* start EXCERPTED DATA *

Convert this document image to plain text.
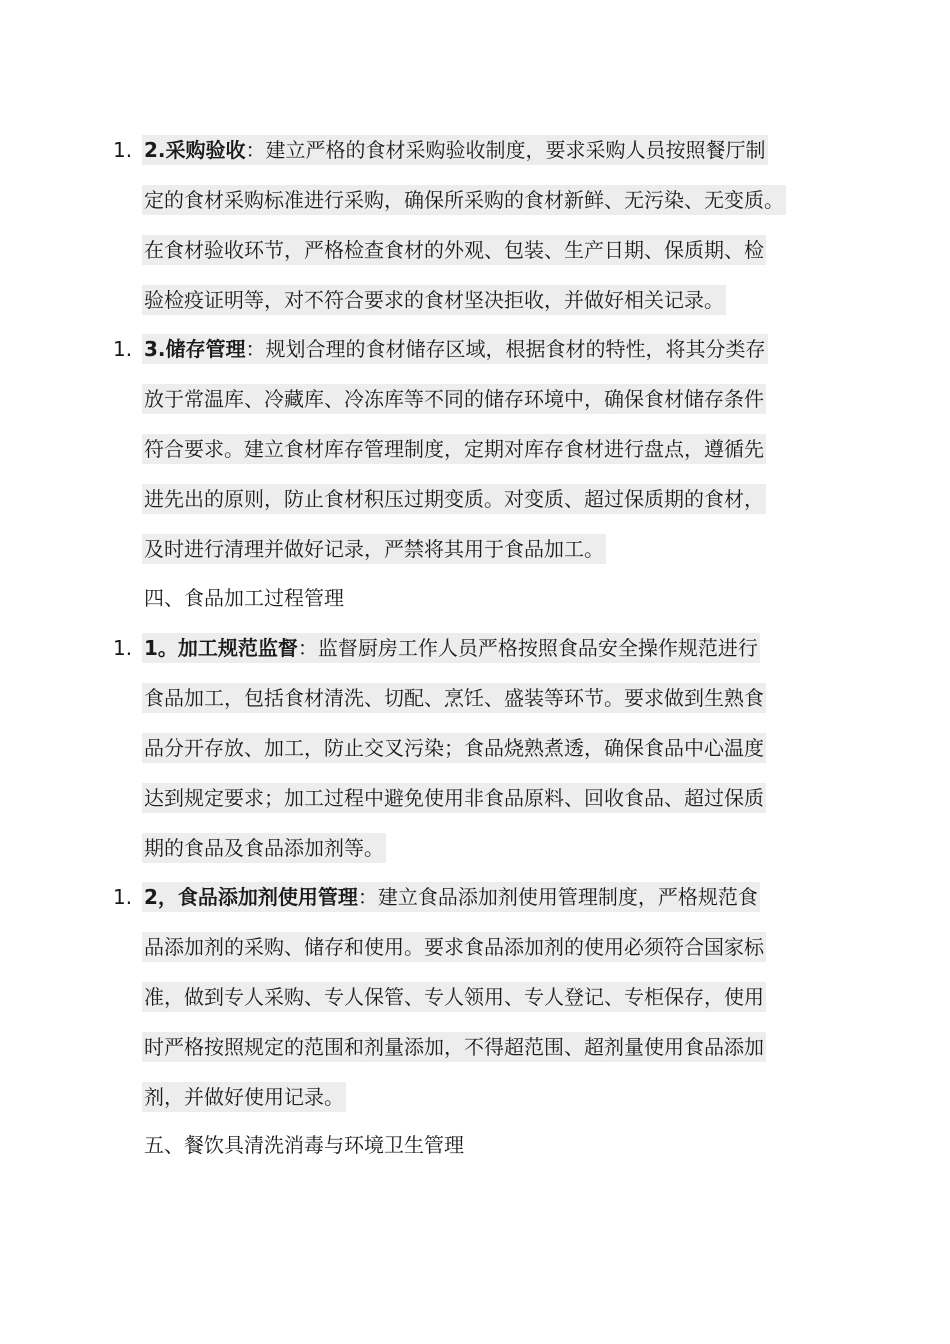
1. 2.采购验收：建立严格的食材采购验收制度，要求采购人员按照餐厅制
定的食材采购标准进行采购，确保所采购的食材新鲜、无污染、无变质。
在食材验收环节，严格检查食材的外观、包装、生产日期、保质期、检
验检疫证明等，对不符合要求的食材坚决拒收，并做好相关记录。
1. 3.储存管理：规划合理的食材储存区域，根据食材的特性，将其分类存
放于常温库、冷藏库、冷冻库等不同的储存环境中，确保食材储存条件
符合要求。建立食材库存管理制度，定期对库存食材进行盘点，遵循先
进先出的原则，防止食材积压过期变质。对变质、超过保质期的食材，
及时进行清理并做好记录，严禁将其用于食品加工。
四、食品加工过程管理
1. 1。加工规范监督：监督厨房工作人员严格按照食品安全操作规范进行
食品加工，包括食材清洗、切配、烹饪、盛装等环节。要求做到生熟食
品分开存放、加工，防止交叉污染；食品烧熟煮透，确保食品中心温度
达到规定要求；加工过程中避免使用非食品原料、回收食品、超过保质
期的食品及食品添加剂等。
1. 2，食品添加剂使用管理：建立食品添加剂使用管理制度，严格规范食
品添加剂的采购、储存和使用。要求食品添加剂的使用必须符合国家标
准，做到专人采购、专人保管、专人领用、专人登记、专柜保存，使用
时严格按照规定的范围和剂量添加，不得超范围、超剂量使用食品添加
剂，并做好使用记录。
五、餐饮具清洗消毒与环境卫生管理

* end EXCERPTED DATA *

» **GOAL**:
Omit the pictures, then output the rest of the listing exactly.

» **OUTPUT OF THE EXERCISE**:
Convert this document image to plain text.
1. 2.采购验收：建立严格的食材采购验收制度，要求采购人员按照餐厅制
定的食材采购标准进行采购，确保所采购的食材新鲜、无污染、无变质。
在食材验收环节，严格检查食材的外观、包装、生产日期、保质期、检
验检疫证明等，对不符合要求的食材坚决拒收，并做好相关记录。
1. 3.储存管理：规划合理的食材储存区域，根据食材的特性，将其分类存
放于常温库、冷藏库、冷冻库等不同的储存环境中，确保食材储存条件
符合要求。建立食材库存管理制度，定期对库存食材进行盘点，遵循先
进先出的原则，防止食材积压过期变质。对变质、超过保质期的食材，
及时进行清理并做好记录，严禁将其用于食品加工。
四、食品加工过程管理
1. 1。加工规范监督：监督厨房工作人员严格按照食品安全操作规范进行
食品加工，包括食材清洗、切配、烹饪、盛装等环节。要求做到生熟食
品分开存放、加工，防止交叉污染；食品烧熟煮透，确保食品中心温度
达到规定要求；加工过程中避免使用非食品原料、回收食品、超过保质
期的食品及食品添加剂等。
1. 2，食品添加剂使用管理：建立食品添加剂使用管理制度，严格规范食
品添加剂的采购、储存和使用。要求食品添加剂的使用必须符合国家标
准，做到专人采购、专人保管、专人领用、专人登记、专柜保存，使用
时严格按照规定的范围和剂量添加，不得超范围、超剂量使用食品添加
剂，并做好使用记录。
五、餐饮具清洗消毒与环境卫生管理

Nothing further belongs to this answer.